→ GIVEN PROBLEM
Will you write out every line of the records below word for word, leaving out the pictures?

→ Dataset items
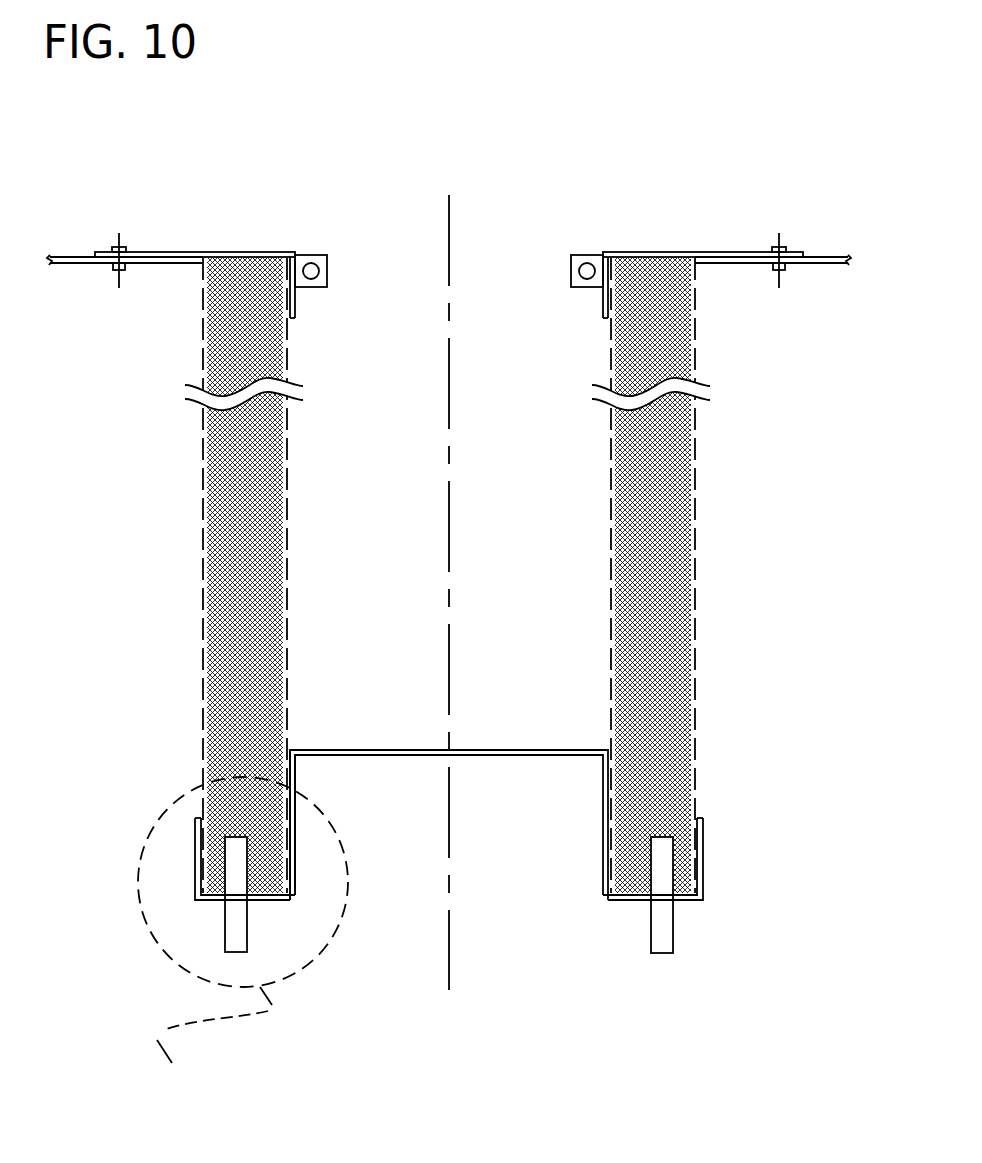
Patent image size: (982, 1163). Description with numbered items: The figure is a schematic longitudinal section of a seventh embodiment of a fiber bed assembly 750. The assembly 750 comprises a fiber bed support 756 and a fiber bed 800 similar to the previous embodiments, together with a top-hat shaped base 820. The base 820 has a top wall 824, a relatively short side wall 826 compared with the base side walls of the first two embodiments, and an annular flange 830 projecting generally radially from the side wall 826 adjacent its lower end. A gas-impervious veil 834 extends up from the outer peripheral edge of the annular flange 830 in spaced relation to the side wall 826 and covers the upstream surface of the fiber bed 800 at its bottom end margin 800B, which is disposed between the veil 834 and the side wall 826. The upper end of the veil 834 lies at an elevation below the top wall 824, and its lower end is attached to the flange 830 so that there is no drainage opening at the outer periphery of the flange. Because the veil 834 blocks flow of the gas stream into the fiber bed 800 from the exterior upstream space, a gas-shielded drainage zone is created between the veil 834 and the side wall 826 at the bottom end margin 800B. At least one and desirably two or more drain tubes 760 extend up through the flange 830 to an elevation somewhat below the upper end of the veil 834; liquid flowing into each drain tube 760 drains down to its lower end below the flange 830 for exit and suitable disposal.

The fiber bed assembly 750 is at (440, 589).
The fiber bed support 756 is at (697, 337).
The fiber bed 800 is at (670, 462).
The bottom end margin of the fiber bed 800B is at (263, 867).
The top-hat shaped base 820 is at (527, 750).
The top wall 824 is at (387, 750).
The side wall 826 is at (292, 840).
The gas-impervious veil 834 is at (197, 863).
The drain tube 760 is at (223, 942).
The annular flange 830 is at (260, 903).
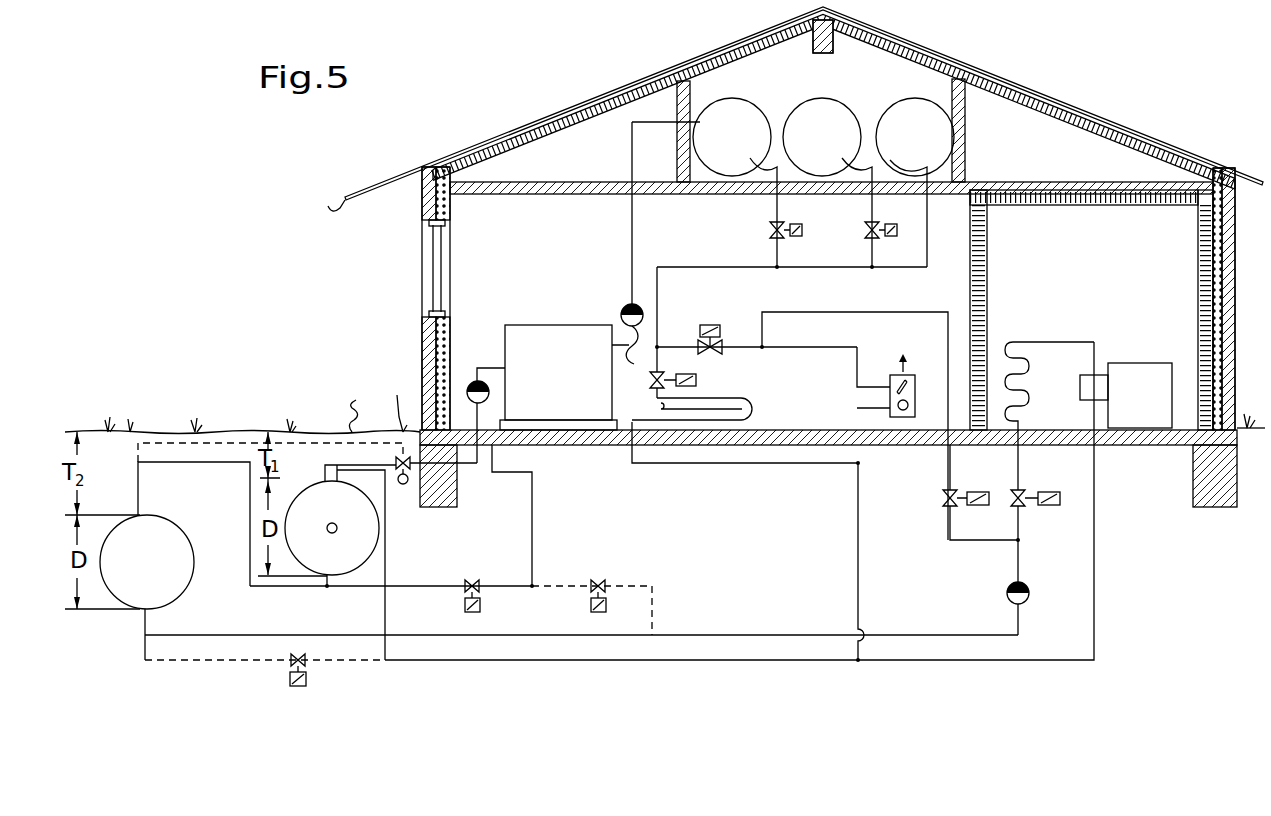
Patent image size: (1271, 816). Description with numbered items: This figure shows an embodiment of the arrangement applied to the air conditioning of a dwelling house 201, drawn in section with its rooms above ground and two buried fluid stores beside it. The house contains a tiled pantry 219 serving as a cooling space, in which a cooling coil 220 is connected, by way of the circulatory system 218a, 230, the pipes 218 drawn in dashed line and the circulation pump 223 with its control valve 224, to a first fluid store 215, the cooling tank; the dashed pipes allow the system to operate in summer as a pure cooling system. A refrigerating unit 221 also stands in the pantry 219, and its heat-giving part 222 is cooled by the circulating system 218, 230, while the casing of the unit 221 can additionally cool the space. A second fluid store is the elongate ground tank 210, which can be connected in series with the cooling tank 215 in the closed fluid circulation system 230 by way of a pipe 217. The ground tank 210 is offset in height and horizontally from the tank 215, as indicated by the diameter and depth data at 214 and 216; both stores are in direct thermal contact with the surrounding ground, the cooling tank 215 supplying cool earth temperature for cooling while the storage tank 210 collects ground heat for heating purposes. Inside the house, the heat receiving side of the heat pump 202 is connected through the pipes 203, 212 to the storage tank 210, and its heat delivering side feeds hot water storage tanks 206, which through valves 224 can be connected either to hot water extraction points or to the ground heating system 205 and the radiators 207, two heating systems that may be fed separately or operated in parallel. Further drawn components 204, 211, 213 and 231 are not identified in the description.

→ WORKED ANSWER
Patent image size: (982, 1163). Description with numbered items: The figure is a schematic longitudinal section of a seventh embodiment of a fiber bed assembly 750. The assembly 750 comprises a fiber bed support 756 and a fiber bed 800 similar to the previous embodiments, together with a top-hat shaped base 820. The base 820 has a top wall 824, a relatively short side wall 826 compared with the base side walls of the first two embodiments, and an annular flange 830 projecting generally radially from the side wall 826 adjacent its lower end. A gas-impervious veil 834 extends up from the outer peripheral edge of the annular flange 830 in spaced relation to the side wall 826 and covers the upstream surface of the fiber bed 800 at its bottom end margin 800B, which is disposed between the veil 834 and the side wall 826. The upper end of the veil 834 lies at an elevation below the top wall 824, and its lower end is attached to the flange 830 so that there is no drainage opening at the outer periphery of the flange. Because the veil 834 blocks flow of the gas stream into the fiber bed 800 from the exterior upstream space, a gas-shielded drainage zone is created between the veil 834 and the side wall 826 at the bottom end margin 800B. At least one and desirably two or more drain tubes 760 extend up through the flange 830 to an elevation somewhat below the upper end of the veil 834; liquid flowing into each drain tube 760 drains down to its lower end below the flange 830 for exit and suitable disposal.

The fiber bed assembly 750 is at (440, 589).
The fiber bed support 756 is at (697, 337).
The fiber bed 800 is at (670, 462).
The bottom end margin of the fiber bed 800B is at (263, 867).
The top-hat shaped base 820 is at (527, 750).
The top wall 824 is at (387, 750).
The side wall 826 is at (292, 840).
The gas-impervious veil 834 is at (197, 863).
The drain tube 760 is at (223, 942).
The annular flange 830 is at (260, 903).
Patent image size: (1271, 816). Description with numbered items: This figure shows an embodiment of the arrangement applied to the air conditioning of a dwelling house 201, drawn in section with its rooms above ground and two buried fluid stores beside it. The house contains a tiled pantry 219 serving as a cooling space, in which a cooling coil 220 is connected, by way of the circulatory system 218a, 230, the pipes 218 drawn in dashed line and the circulation pump 223 with its control valve 224, to a first fluid store 215, the cooling tank; the dashed pipes allow the system to operate in summer as a pure cooling system. A refrigerating unit 221 also stands in the pantry 219, and its heat-giving part 222 is cooled by the circulating system 218, 230, while the casing of the unit 221 can additionally cool the space. A second fluid store is the elongate ground tank 210, which can be connected in series with the cooling tank 215 in the closed fluid circulation system 230 by way of a pipe 217. The ground tank 210 is offset in height and horizontally from the tank 215, as indicated by the diameter and depth data at 214 and 216; both stores are in direct thermal contact with the surrounding ground, the cooling tank 215 supplying cool earth temperature for cooling while the storage tank 210 collects ground heat for heating purposes. Inside the house, the heat receiving side of the heat pump 202 is connected through the pipes 203, 212 to the storage tank 210, and its heat delivering side feeds hot water storage tanks 206, which through valves 224 can be connected either to hot water extraction points or to the ground heating system 205 and the radiators 207, two heating systems that may be fed separately or operated in parallel. Further drawn components 204, 211, 213 and 231 are not identified in the description.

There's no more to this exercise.